Work required:
Copy every line of the listing that holds the string "title".

** begin Data **

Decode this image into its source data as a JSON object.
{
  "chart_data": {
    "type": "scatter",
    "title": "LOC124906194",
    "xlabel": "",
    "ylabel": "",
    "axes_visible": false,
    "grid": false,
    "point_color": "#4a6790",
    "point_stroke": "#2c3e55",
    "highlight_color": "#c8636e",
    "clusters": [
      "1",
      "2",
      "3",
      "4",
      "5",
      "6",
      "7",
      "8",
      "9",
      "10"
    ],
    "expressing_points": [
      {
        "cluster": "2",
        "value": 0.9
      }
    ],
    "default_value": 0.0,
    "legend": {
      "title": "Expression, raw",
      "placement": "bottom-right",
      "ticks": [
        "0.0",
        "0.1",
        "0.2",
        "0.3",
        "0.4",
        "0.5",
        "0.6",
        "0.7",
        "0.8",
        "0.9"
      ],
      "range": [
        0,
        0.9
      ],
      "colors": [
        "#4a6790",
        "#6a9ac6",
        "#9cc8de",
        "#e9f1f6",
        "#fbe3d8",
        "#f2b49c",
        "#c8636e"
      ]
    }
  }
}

** end Data **

Task response:
    "title": "LOC124906194",
      "title": "Expression, raw",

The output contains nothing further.